Directive ::
Would you copy only the lines below, beginning with the one that contains "Extract all readable text from this page." and running through the last entry line?

--- START Available data ---

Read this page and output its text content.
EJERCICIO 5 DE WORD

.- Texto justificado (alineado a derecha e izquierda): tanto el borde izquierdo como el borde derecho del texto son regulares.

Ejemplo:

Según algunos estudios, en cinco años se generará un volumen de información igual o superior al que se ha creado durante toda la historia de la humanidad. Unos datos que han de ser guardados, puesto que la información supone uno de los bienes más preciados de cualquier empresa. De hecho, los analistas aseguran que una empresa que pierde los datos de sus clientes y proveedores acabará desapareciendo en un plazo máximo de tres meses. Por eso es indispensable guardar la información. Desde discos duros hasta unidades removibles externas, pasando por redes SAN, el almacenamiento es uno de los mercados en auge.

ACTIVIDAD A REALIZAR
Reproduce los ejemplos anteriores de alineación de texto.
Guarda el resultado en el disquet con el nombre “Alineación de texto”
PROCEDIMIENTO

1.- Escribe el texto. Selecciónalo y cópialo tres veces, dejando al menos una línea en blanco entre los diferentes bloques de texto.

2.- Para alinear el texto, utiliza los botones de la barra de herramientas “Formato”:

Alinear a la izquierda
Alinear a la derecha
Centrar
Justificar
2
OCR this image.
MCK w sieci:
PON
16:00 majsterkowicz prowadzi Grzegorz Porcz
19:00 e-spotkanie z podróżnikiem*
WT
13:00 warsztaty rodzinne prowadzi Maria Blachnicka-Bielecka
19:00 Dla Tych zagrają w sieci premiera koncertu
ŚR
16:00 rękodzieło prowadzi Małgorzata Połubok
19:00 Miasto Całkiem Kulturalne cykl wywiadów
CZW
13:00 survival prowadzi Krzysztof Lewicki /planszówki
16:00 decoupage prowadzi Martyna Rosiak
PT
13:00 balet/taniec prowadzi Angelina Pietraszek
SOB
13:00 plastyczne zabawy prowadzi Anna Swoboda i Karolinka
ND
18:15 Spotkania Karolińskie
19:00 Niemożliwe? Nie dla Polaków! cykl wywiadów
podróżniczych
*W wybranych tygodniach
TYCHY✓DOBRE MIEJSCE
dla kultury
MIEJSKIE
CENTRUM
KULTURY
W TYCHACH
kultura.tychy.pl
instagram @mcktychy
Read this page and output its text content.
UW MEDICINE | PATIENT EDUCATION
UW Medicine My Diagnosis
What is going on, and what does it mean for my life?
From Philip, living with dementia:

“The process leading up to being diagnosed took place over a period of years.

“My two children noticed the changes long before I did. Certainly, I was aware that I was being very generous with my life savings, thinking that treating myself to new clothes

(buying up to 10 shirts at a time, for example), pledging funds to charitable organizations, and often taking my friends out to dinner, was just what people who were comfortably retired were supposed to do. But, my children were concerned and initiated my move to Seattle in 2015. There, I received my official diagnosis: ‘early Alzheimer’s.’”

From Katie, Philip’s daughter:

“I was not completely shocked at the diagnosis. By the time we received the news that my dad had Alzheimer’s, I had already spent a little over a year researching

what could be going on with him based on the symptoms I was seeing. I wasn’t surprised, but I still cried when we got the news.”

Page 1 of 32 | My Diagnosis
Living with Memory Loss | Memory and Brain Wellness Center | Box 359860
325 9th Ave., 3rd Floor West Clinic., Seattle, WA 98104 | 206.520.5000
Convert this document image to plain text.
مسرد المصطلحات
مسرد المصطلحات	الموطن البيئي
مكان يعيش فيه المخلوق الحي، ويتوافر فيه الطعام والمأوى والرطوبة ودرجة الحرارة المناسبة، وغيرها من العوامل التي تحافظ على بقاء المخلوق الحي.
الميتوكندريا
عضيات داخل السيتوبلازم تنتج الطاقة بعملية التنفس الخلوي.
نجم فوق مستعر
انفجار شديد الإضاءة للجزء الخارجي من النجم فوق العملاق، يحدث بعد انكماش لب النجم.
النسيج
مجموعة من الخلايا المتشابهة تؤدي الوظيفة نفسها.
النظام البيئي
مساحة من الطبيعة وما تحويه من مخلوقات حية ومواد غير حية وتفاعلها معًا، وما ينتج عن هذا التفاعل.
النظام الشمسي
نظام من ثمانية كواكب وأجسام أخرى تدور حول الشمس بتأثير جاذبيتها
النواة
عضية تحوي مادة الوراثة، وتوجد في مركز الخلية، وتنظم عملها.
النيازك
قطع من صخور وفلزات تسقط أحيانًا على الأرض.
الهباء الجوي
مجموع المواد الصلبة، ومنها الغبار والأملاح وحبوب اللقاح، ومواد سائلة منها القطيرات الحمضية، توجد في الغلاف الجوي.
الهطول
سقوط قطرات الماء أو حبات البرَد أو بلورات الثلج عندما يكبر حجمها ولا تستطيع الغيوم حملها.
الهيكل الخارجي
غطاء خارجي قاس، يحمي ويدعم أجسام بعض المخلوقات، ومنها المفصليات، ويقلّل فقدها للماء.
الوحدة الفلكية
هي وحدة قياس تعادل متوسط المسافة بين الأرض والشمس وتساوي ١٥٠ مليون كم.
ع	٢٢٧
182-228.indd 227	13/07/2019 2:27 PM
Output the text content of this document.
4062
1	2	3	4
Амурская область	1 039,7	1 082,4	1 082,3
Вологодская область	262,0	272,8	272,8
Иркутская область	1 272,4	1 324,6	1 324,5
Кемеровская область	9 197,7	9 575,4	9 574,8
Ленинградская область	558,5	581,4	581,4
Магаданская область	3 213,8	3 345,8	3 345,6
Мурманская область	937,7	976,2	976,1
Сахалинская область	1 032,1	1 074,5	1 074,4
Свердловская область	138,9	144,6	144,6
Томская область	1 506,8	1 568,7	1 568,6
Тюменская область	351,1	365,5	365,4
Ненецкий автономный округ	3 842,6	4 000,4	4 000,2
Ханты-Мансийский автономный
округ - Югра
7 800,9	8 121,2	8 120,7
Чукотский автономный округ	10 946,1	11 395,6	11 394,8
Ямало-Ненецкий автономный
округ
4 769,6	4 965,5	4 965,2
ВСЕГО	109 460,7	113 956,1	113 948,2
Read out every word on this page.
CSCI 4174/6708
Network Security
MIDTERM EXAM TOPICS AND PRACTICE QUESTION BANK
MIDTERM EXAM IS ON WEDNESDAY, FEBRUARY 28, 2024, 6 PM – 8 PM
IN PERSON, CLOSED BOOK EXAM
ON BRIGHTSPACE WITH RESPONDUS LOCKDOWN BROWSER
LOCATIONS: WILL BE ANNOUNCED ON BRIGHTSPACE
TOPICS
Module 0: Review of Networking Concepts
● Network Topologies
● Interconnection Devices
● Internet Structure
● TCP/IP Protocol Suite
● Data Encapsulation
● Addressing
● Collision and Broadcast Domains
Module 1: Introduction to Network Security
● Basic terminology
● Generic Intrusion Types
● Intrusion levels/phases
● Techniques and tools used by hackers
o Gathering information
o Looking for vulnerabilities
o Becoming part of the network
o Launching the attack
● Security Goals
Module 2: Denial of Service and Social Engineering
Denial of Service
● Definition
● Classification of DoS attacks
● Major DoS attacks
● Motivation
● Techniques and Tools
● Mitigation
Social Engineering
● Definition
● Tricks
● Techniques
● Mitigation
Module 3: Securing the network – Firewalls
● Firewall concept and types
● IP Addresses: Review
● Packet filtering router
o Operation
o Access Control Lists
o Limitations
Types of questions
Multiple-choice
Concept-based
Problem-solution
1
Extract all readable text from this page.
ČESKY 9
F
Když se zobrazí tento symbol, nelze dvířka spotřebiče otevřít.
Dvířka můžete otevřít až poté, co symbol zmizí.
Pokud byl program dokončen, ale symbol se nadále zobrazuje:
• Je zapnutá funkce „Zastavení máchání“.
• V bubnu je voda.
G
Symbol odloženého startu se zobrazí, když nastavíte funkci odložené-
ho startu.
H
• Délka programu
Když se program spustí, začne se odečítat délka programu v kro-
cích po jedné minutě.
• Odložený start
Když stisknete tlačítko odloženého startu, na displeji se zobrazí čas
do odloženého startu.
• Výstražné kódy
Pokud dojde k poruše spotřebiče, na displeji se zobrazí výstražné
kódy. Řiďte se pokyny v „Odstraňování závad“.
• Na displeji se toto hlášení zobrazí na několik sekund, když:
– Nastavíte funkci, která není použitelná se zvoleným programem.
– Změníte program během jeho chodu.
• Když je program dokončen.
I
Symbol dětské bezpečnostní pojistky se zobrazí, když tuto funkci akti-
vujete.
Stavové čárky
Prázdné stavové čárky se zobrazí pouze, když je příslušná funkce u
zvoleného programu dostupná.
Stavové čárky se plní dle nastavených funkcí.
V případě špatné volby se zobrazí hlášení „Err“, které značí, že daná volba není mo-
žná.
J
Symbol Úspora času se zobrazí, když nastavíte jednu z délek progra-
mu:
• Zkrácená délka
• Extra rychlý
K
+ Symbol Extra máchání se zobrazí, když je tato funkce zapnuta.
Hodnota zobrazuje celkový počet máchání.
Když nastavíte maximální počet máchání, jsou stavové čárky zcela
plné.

--- END Available data ---

Full response ::
Extract all readable text from this page.
ČESKY 9
F
Když se zobrazí tento symbol, nelze dvířka spotřebiče otevřít.
Dvířka můžete otevřít až poté, co symbol zmizí.
Pokud byl program dokončen, ale symbol se nadále zobrazuje:
• Je zapnutá funkce „Zastavení máchání“.
• V bubnu je voda.
G
Symbol odloženého startu se zobrazí, když nastavíte funkci odložené-
ho startu.
H
• Délka programu
Když se program spustí, začne se odečítat délka programu v kro-
cích po jedné minutě.
• Odložený start
Když stisknete tlačítko odloženého startu, na displeji se zobrazí čas
do odloženého startu.
• Výstražné kódy
Pokud dojde k poruše spotřebiče, na displeji se zobrazí výstražné
kódy. Řiďte se pokyny v „Odstraňování závad“.
• Na displeji se toto hlášení zobrazí na několik sekund, když:
– Nastavíte funkci, která není použitelná se zvoleným programem.
– Změníte program během jeho chodu.
• Když je program dokončen.
I
Symbol dětské bezpečnostní pojistky se zobrazí, když tuto funkci akti-
vujete.
Stavové čárky
Prázdné stavové čárky se zobrazí pouze, když je příslušná funkce u
zvoleného programu dostupná.
Stavové čárky se plní dle nastavených funkcí.
V případě špatné volby se zobrazí hlášení „Err“, které značí, že daná volba není mo-
žná.
J
Symbol Úspora času se zobrazí, když nastavíte jednu z délek progra-
mu:
• Zkrácená délka
• Extra rychlý
K
+ Symbol Extra máchání se zobrazí, když je tato funkce zapnuta.
Hodnota zobrazuje celkový počet máchání.
Když nastavíte maximální počet máchání, jsou stavové čárky zcela
plné.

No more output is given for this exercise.